======== EXERCISE MATERIALS
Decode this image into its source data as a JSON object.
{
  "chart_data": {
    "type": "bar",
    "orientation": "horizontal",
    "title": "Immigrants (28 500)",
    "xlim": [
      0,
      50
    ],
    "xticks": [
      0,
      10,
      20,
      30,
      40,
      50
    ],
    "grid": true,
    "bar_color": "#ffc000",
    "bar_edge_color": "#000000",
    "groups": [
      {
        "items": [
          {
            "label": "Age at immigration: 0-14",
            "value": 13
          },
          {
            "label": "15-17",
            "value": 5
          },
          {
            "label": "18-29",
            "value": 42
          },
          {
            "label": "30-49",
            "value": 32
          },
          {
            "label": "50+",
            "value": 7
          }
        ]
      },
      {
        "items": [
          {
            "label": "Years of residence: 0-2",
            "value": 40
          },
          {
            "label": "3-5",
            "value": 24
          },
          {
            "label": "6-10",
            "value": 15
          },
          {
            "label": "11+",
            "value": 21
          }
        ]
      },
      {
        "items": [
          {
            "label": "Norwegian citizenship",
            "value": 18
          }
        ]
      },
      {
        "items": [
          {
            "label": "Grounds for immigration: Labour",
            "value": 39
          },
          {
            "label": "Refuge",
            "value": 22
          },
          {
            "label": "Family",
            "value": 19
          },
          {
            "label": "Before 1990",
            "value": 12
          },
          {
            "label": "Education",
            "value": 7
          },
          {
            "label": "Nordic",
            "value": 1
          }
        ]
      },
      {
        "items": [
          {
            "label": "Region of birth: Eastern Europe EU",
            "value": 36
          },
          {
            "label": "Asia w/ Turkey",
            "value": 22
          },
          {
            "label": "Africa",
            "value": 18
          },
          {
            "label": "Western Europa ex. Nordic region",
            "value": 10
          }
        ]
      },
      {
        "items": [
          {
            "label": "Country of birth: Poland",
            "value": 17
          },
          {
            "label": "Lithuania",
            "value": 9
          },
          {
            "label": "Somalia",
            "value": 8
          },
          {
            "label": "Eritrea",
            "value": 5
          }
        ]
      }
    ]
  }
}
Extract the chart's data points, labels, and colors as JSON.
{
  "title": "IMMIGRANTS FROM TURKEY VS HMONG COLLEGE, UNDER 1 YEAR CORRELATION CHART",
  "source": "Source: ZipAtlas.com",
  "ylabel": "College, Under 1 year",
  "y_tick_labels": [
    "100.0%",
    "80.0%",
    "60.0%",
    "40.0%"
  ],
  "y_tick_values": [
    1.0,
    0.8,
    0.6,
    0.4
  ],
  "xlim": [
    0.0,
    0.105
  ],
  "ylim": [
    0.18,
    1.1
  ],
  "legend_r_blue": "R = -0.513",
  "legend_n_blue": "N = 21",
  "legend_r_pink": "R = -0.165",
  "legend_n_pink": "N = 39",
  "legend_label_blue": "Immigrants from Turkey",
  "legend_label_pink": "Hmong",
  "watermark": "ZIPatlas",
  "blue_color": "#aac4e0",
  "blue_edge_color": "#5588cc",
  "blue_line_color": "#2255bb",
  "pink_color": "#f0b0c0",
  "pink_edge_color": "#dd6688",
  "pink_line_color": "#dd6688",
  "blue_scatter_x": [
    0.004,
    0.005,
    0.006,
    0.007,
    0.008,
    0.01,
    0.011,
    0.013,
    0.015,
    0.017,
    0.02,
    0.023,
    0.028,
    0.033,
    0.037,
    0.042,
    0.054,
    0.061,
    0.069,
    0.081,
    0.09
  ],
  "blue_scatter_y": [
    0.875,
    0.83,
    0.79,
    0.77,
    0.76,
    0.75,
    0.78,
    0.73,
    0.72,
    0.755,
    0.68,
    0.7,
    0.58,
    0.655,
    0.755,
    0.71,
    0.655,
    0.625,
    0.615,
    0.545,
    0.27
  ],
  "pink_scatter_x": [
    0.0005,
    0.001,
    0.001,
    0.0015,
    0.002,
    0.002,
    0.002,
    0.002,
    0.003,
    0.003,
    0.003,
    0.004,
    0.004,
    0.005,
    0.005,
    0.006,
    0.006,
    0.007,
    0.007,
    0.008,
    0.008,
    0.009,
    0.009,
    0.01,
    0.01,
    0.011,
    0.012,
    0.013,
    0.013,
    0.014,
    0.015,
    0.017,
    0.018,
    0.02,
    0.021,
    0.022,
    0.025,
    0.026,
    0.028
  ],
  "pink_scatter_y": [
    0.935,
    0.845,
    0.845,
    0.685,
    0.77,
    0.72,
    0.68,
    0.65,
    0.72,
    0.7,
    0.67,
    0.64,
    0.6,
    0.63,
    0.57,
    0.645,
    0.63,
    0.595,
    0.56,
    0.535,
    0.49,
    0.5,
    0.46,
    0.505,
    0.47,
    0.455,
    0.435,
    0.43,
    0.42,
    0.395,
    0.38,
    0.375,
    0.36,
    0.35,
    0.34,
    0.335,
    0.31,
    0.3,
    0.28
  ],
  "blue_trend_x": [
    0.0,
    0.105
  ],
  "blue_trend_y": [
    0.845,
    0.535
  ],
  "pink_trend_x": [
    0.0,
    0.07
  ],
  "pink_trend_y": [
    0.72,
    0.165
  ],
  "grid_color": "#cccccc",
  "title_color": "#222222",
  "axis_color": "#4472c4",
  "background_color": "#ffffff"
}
================
- WRITTEN TASK
Retype the listing exactly, in full.

- EXPECTED ANSWER
Decode this image into its source data as a JSON object.
{
  "chart_data": {
    "type": "bar",
    "orientation": "horizontal",
    "title": "Immigrants (28 500)",
    "xlim": [
      0,
      50
    ],
    "xticks": [
      0,
      10,
      20,
      30,
      40,
      50
    ],
    "grid": true,
    "bar_color": "#ffc000",
    "bar_edge_color": "#000000",
    "groups": [
      {
        "items": [
          {
            "label": "Age at immigration: 0-14",
            "value": 13
          },
          {
            "label": "15-17",
            "value": 5
          },
          {
            "label": "18-29",
            "value": 42
          },
          {
            "label": "30-49",
            "value": 32
          },
          {
            "label": "50+",
            "value": 7
          }
        ]
      },
      {
        "items": [
          {
            "label": "Years of residence: 0-2",
            "value": 40
          },
          {
            "label": "3-5",
            "value": 24
          },
          {
            "label": "6-10",
            "value": 15
          },
          {
            "label": "11+",
            "value": 21
          }
        ]
      },
      {
        "items": [
          {
            "label": "Norwegian citizenship",
            "value": 18
          }
        ]
      },
      {
        "items": [
          {
            "label": "Grounds for immigration: Labour",
            "value": 39
          },
          {
            "label": "Refuge",
            "value": 22
          },
          {
            "label": "Family",
            "value": 19
          },
          {
            "label": "Before 1990",
            "value": 12
          },
          {
            "label": "Education",
            "value": 7
          },
          {
            "label": "Nordic",
            "value": 1
          }
        ]
      },
      {
        "items": [
          {
            "label": "Region of birth: Eastern Europe EU",
            "value": 36
          },
          {
            "label": "Asia w/ Turkey",
            "value": 22
          },
          {
            "label": "Africa",
            "value": 18
          },
          {
            "label": "Western Europa ex. Nordic region",
            "value": 10
          }
        ]
      },
      {
        "items": [
          {
            "label": "Country of birth: Poland",
            "value": 17
          },
          {
            "label": "Lithuania",
            "value": 9
          },
          {
            "label": "Somalia",
            "value": 8
          },
          {
            "label": "Eritrea",
            "value": 5
          }
        ]
      }
    ]
  }
}
Extract the chart's data points, labels, and colors as JSON.
{
  "title": "IMMIGRANTS FROM TURKEY VS HMONG COLLEGE, UNDER 1 YEAR CORRELATION CHART",
  "source": "Source: ZipAtlas.com",
  "ylabel": "College, Under 1 year",
  "y_tick_labels": [
    "100.0%",
    "80.0%",
    "60.0%",
    "40.0%"
  ],
  "y_tick_values": [
    1.0,
    0.8,
    0.6,
    0.4
  ],
  "xlim": [
    0.0,
    0.105
  ],
  "ylim": [
    0.18,
    1.1
  ],
  "legend_r_blue": "R = -0.513",
  "legend_n_blue": "N = 21",
  "legend_r_pink": "R = -0.165",
  "legend_n_pink": "N = 39",
  "legend_label_blue": "Immigrants from Turkey",
  "legend_label_pink": "Hmong",
  "watermark": "ZIPatlas",
  "blue_color": "#aac4e0",
  "blue_edge_color": "#5588cc",
  "blue_line_color": "#2255bb",
  "pink_color": "#f0b0c0",
  "pink_edge_color": "#dd6688",
  "pink_line_color": "#dd6688",
  "blue_scatter_x": [
    0.004,
    0.005,
    0.006,
    0.007,
    0.008,
    0.01,
    0.011,
    0.013,
    0.015,
    0.017,
    0.02,
    0.023,
    0.028,
    0.033,
    0.037,
    0.042,
    0.054,
    0.061,
    0.069,
    0.081,
    0.09
  ],
  "blue_scatter_y": [
    0.875,
    0.83,
    0.79,
    0.77,
    0.76,
    0.75,
    0.78,
    0.73,
    0.72,
    0.755,
    0.68,
    0.7,
    0.58,
    0.655,
    0.755,
    0.71,
    0.655,
    0.625,
    0.615,
    0.545,
    0.27
  ],
  "pink_scatter_x": [
    0.0005,
    0.001,
    0.001,
    0.0015,
    0.002,
    0.002,
    0.002,
    0.002,
    0.003,
    0.003,
    0.003,
    0.004,
    0.004,
    0.005,
    0.005,
    0.006,
    0.006,
    0.007,
    0.007,
    0.008,
    0.008,
    0.009,
    0.009,
    0.01,
    0.01,
    0.011,
    0.012,
    0.013,
    0.013,
    0.014,
    0.015,
    0.017,
    0.018,
    0.02,
    0.021,
    0.022,
    0.025,
    0.026,
    0.028
  ],
  "pink_scatter_y": [
    0.935,
    0.845,
    0.845,
    0.685,
    0.77,
    0.72,
    0.68,
    0.65,
    0.72,
    0.7,
    0.67,
    0.64,
    0.6,
    0.63,
    0.57,
    0.645,
    0.63,
    0.595,
    0.56,
    0.535,
    0.49,
    0.5,
    0.46,
    0.505,
    0.47,
    0.455,
    0.435,
    0.43,
    0.42,
    0.395,
    0.38,
    0.375,
    0.36,
    0.35,
    0.34,
    0.335,
    0.31,
    0.3,
    0.28
  ],
  "blue_trend_x": [
    0.0,
    0.105
  ],
  "blue_trend_y": [
    0.845,
    0.535
  ],
  "pink_trend_x": [
    0.0,
    0.07
  ],
  "pink_trend_y": [
    0.72,
    0.165
  ],
  "grid_color": "#cccccc",
  "title_color": "#222222",
  "axis_color": "#4472c4",
  "background_color": "#ffffff"
}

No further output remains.